## Stated goal
Go through the listing below and gather every line with the word "country".

[START OF Data for this exercise]

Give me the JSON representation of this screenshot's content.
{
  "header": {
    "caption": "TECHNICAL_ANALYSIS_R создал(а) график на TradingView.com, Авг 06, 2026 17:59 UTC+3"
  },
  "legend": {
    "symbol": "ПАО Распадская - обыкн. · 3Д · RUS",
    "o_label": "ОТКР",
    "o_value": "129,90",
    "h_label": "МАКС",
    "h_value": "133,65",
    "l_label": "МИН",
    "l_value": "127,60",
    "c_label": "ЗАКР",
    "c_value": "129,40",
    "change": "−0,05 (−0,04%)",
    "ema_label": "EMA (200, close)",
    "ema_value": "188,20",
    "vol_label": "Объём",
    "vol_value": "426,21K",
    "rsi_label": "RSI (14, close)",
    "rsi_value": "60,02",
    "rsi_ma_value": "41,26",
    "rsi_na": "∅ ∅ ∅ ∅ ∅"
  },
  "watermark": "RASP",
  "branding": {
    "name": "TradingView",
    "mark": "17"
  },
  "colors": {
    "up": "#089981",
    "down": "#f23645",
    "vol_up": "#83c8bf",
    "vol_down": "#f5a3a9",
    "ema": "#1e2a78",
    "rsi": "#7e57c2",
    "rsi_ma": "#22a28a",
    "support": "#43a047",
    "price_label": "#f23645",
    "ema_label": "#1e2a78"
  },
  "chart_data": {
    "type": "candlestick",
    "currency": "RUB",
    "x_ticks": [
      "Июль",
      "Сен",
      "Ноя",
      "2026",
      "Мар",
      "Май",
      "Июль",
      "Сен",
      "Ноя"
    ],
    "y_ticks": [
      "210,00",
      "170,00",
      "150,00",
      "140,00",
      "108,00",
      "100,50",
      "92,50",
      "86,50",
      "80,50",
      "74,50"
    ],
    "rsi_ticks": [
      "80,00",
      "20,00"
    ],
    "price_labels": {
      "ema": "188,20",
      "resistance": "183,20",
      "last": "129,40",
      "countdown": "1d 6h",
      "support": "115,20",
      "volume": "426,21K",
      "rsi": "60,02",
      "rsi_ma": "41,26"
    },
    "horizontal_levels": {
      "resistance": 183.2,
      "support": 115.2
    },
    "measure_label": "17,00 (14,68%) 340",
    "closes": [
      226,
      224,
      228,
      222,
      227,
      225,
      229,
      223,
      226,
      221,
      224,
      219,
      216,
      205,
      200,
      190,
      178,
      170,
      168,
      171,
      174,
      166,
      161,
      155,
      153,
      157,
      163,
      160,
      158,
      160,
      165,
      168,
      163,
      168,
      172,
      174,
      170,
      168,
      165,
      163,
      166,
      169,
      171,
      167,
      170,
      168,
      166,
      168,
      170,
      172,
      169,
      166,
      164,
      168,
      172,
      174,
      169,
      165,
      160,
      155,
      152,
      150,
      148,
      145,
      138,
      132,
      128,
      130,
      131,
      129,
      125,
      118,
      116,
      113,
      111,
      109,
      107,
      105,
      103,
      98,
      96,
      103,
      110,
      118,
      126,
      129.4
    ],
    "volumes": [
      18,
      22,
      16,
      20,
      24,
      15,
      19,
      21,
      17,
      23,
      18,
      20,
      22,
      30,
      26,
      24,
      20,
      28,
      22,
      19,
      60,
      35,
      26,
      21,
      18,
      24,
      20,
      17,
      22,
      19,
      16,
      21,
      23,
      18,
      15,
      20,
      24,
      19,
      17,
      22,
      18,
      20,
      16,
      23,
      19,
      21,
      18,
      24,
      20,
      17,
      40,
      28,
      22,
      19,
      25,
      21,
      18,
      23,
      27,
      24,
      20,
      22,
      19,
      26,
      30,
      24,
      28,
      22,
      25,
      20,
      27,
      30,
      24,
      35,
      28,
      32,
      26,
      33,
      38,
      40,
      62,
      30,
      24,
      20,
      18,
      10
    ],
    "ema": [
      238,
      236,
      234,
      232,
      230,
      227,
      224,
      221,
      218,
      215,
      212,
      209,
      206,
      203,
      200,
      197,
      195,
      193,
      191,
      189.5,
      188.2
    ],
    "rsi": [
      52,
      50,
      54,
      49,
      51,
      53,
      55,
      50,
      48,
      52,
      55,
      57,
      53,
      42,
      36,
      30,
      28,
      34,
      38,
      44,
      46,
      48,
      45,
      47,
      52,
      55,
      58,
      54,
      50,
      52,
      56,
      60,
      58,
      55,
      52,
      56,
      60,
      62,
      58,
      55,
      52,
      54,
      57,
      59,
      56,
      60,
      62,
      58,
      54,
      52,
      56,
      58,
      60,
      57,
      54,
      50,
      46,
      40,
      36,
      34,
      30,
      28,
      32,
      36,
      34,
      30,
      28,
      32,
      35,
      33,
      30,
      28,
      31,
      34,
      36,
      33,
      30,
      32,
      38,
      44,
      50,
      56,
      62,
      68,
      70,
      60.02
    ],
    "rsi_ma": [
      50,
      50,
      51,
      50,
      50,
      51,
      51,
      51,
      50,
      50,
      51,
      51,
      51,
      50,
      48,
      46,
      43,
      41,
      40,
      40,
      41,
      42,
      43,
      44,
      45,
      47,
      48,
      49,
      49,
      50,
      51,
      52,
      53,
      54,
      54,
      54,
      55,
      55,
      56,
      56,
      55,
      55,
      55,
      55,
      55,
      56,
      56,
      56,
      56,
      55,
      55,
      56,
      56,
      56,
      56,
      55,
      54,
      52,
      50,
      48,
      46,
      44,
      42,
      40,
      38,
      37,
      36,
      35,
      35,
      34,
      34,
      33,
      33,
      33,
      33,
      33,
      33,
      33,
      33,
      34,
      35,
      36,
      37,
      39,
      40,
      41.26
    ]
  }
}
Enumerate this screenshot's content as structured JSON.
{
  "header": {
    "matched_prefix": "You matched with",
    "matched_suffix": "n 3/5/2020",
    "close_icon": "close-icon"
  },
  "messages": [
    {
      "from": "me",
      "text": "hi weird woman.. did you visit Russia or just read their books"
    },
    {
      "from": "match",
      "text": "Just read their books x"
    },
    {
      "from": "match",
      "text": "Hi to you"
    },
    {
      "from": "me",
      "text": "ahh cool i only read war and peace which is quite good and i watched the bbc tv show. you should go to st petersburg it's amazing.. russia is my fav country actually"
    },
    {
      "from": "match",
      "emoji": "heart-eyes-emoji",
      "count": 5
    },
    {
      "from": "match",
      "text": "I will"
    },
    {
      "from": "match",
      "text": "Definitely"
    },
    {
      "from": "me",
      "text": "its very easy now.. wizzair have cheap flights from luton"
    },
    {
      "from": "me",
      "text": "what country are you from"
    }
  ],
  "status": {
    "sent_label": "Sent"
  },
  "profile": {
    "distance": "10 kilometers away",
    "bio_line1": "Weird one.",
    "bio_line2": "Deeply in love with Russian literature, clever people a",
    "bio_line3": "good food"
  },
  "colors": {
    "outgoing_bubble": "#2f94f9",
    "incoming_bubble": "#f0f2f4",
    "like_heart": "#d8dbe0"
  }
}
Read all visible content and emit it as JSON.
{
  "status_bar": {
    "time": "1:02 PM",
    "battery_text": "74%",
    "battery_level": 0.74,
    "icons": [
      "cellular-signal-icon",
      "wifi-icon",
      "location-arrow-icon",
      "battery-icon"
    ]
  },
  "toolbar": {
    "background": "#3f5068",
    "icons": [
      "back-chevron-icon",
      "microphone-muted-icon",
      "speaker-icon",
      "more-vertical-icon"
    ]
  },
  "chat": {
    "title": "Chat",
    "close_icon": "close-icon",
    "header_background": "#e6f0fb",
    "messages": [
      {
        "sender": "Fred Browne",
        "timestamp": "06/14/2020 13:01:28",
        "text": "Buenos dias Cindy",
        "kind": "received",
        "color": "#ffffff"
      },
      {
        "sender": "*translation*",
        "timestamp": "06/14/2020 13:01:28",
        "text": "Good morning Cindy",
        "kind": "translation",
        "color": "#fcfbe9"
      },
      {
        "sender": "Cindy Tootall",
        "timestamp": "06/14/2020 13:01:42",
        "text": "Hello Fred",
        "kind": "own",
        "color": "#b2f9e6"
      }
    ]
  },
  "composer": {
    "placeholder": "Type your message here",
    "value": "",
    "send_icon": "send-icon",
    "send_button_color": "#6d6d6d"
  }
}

[END OF Data for this exercise]

## Response for this exercise
      "text": "ahh cool i only read war and peace which is quite good and i watched the bbc tv show. you should go to st petersburg it's amazing.. russia is my fav country actually"
      "text": "what country are you from"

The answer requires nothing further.